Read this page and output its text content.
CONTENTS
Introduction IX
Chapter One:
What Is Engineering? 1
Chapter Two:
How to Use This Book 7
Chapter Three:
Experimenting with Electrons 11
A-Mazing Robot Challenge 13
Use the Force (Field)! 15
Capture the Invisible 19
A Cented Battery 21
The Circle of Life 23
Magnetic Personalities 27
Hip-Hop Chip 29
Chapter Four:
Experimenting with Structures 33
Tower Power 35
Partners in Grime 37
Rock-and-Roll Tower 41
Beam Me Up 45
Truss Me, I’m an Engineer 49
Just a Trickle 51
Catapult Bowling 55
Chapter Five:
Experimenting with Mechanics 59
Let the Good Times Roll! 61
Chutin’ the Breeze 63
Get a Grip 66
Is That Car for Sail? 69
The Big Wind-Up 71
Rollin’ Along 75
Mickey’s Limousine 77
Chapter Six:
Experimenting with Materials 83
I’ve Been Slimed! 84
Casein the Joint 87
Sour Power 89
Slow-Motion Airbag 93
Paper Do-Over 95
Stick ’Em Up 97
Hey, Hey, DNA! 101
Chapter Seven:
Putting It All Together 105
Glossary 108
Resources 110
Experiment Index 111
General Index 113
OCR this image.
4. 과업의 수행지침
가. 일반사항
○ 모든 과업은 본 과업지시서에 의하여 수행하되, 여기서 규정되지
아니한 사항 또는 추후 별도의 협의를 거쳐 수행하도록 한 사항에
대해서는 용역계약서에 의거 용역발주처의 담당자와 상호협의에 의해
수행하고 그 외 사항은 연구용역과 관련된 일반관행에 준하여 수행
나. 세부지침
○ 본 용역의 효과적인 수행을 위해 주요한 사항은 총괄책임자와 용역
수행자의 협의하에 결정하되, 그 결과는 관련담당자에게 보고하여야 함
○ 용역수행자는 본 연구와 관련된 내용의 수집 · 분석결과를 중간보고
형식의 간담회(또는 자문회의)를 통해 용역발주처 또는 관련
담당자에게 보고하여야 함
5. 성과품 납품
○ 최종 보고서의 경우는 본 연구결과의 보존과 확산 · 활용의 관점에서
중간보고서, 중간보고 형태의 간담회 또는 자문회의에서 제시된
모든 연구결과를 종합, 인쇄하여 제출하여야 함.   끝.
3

Set task :: Select every line of the material above holding the word "with" and copy it.

Final result ::
Experimenting with Electrons 11
Experimenting with Structures 33
Experimenting with Mechanics 59
Experimenting with Materials 83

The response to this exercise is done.